** Source data **
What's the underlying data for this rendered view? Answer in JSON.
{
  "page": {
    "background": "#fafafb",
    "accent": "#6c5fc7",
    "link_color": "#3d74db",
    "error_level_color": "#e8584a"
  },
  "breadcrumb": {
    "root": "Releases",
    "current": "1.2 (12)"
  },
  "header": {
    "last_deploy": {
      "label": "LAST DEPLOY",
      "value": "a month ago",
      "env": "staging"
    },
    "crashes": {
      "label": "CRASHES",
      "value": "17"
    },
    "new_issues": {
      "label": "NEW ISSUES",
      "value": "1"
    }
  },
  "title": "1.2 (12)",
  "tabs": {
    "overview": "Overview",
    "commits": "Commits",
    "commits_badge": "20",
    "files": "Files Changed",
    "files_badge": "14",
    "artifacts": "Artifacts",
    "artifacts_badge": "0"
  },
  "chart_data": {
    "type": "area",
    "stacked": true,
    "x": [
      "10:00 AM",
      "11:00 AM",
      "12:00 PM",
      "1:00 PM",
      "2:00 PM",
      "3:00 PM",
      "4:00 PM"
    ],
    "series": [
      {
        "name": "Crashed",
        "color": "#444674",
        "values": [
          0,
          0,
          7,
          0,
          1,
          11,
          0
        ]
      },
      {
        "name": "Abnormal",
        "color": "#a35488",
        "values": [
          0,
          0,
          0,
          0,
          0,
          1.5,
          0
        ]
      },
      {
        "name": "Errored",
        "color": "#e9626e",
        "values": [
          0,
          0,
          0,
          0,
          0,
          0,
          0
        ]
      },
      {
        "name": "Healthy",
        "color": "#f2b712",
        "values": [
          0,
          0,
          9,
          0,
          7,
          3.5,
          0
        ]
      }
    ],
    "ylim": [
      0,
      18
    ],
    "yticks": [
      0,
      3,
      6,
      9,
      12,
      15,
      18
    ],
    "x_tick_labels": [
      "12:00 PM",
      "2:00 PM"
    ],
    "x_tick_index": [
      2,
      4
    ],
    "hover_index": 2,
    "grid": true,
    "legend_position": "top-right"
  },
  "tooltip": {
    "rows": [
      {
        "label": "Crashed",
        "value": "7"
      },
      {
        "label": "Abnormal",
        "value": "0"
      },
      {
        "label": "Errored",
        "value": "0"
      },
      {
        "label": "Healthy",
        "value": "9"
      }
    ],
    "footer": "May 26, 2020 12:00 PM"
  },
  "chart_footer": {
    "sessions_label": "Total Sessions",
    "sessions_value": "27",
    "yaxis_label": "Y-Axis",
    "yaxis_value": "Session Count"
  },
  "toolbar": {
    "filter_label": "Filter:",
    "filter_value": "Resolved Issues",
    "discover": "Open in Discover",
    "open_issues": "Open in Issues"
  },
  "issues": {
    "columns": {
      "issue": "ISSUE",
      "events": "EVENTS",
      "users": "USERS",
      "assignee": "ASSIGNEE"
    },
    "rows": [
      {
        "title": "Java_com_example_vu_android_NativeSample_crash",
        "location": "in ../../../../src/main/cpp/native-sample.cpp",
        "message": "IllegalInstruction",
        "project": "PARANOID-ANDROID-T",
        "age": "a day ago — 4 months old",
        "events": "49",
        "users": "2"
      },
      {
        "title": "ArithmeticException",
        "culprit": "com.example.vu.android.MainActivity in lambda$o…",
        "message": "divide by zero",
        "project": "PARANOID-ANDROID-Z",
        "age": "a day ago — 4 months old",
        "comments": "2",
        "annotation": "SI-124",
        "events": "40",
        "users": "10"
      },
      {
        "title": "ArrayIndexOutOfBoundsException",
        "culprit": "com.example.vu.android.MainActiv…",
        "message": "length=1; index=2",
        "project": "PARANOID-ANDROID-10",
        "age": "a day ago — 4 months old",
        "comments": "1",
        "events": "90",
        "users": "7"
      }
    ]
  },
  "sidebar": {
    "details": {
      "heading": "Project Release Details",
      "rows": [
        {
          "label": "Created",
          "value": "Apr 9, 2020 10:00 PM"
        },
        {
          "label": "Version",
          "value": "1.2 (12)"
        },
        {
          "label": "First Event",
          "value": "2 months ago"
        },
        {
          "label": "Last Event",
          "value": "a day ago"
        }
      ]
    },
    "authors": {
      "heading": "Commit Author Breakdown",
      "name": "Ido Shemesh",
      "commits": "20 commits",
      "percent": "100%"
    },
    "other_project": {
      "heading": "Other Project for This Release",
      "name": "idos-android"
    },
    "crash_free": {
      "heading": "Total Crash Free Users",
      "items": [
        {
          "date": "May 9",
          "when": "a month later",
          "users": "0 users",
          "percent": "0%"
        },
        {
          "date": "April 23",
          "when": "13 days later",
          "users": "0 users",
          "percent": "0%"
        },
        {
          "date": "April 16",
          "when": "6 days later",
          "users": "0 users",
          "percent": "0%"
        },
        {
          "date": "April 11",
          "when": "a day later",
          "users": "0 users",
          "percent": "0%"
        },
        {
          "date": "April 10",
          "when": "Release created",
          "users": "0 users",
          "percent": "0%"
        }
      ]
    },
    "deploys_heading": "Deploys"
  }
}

** Given task **
Write out the full listing, keeping every line exactly as it is.

** Answer to the problem **
What's the underlying data for this rendered view? Answer in JSON.
{
  "page": {
    "background": "#fafafb",
    "accent": "#6c5fc7",
    "link_color": "#3d74db",
    "error_level_color": "#e8584a"
  },
  "breadcrumb": {
    "root": "Releases",
    "current": "1.2 (12)"
  },
  "header": {
    "last_deploy": {
      "label": "LAST DEPLOY",
      "value": "a month ago",
      "env": "staging"
    },
    "crashes": {
      "label": "CRASHES",
      "value": "17"
    },
    "new_issues": {
      "label": "NEW ISSUES",
      "value": "1"
    }
  },
  "title": "1.2 (12)",
  "tabs": {
    "overview": "Overview",
    "commits": "Commits",
    "commits_badge": "20",
    "files": "Files Changed",
    "files_badge": "14",
    "artifacts": "Artifacts",
    "artifacts_badge": "0"
  },
  "chart_data": {
    "type": "area",
    "stacked": true,
    "x": [
      "10:00 AM",
      "11:00 AM",
      "12:00 PM",
      "1:00 PM",
      "2:00 PM",
      "3:00 PM",
      "4:00 PM"
    ],
    "series": [
      {
        "name": "Crashed",
        "color": "#444674",
        "values": [
          0,
          0,
          7,
          0,
          1,
          11,
          0
        ]
      },
      {
        "name": "Abnormal",
        "color": "#a35488",
        "values": [
          0,
          0,
          0,
          0,
          0,
          1.5,
          0
        ]
      },
      {
        "name": "Errored",
        "color": "#e9626e",
        "values": [
          0,
          0,
          0,
          0,
          0,
          0,
          0
        ]
      },
      {
        "name": "Healthy",
        "color": "#f2b712",
        "values": [
          0,
          0,
          9,
          0,
          7,
          3.5,
          0
        ]
      }
    ],
    "ylim": [
      0,
      18
    ],
    "yticks": [
      0,
      3,
      6,
      9,
      12,
      15,
      18
    ],
    "x_tick_labels": [
      "12:00 PM",
      "2:00 PM"
    ],
    "x_tick_index": [
      2,
      4
    ],
    "hover_index": 2,
    "grid": true,
    "legend_position": "top-right"
  },
  "tooltip": {
    "rows": [
      {
        "label": "Crashed",
        "value": "7"
      },
      {
        "label": "Abnormal",
        "value": "0"
      },
      {
        "label": "Errored",
        "value": "0"
      },
      {
        "label": "Healthy",
        "value": "9"
      }
    ],
    "footer": "May 26, 2020 12:00 PM"
  },
  "chart_footer": {
    "sessions_label": "Total Sessions",
    "sessions_value": "27",
    "yaxis_label": "Y-Axis",
    "yaxis_value": "Session Count"
  },
  "toolbar": {
    "filter_label": "Filter:",
    "filter_value": "Resolved Issues",
    "discover": "Open in Discover",
    "open_issues": "Open in Issues"
  },
  "issues": {
    "columns": {
      "issue": "ISSUE",
      "events": "EVENTS",
      "users": "USERS",
      "assignee": "ASSIGNEE"
    },
    "rows": [
      {
        "title": "Java_com_example_vu_android_NativeSample_crash",
        "location": "in ../../../../src/main/cpp/native-sample.cpp",
        "message": "IllegalInstruction",
        "project": "PARANOID-ANDROID-T",
        "age": "a day ago — 4 months old",
        "events": "49",
        "users": "2"
      },
      {
        "title": "ArithmeticException",
        "culprit": "com.example.vu.android.MainActivity in lambda$o…",
        "message": "divide by zero",
        "project": "PARANOID-ANDROID-Z",
        "age": "a day ago — 4 months old",
        "comments": "2",
        "annotation": "SI-124",
        "events": "40",
        "users": "10"
      },
      {
        "title": "ArrayIndexOutOfBoundsException",
        "culprit": "com.example.vu.android.MainActiv…",
        "message": "length=1; index=2",
        "project": "PARANOID-ANDROID-10",
        "age": "a day ago — 4 months old",
        "comments": "1",
        "events": "90",
        "users": "7"
      }
    ]
  },
  "sidebar": {
    "details": {
      "heading": "Project Release Details",
      "rows": [
        {
          "label": "Created",
          "value": "Apr 9, 2020 10:00 PM"
        },
        {
          "label": "Version",
          "value": "1.2 (12)"
        },
        {
          "label": "First Event",
          "value": "2 months ago"
        },
        {
          "label": "Last Event",
          "value": "a day ago"
        }
      ]
    },
    "authors": {
      "heading": "Commit Author Breakdown",
      "name": "Ido Shemesh",
      "commits": "20 commits",
      "percent": "100%"
    },
    "other_project": {
      "heading": "Other Project for This Release",
      "name": "idos-android"
    },
    "crash_free": {
      "heading": "Total Crash Free Users",
      "items": [
        {
          "date": "May 9",
          "when": "a month later",
          "users": "0 users",
          "percent": "0%"
        },
        {
          "date": "April 23",
          "when": "13 days later",
          "users": "0 users",
          "percent": "0%"
        },
        {
          "date": "April 16",
          "when": "6 days later",
          "users": "0 users",
          "percent": "0%"
        },
        {
          "date": "April 11",
          "when": "a day later",
          "users": "0 users",
          "percent": "0%"
        },
        {
          "date": "April 10",
          "when": "Release created",
          "users": "0 users",
          "percent": "0%"
        }
      ]
    },
    "deploys_heading": "Deploys"
  }
}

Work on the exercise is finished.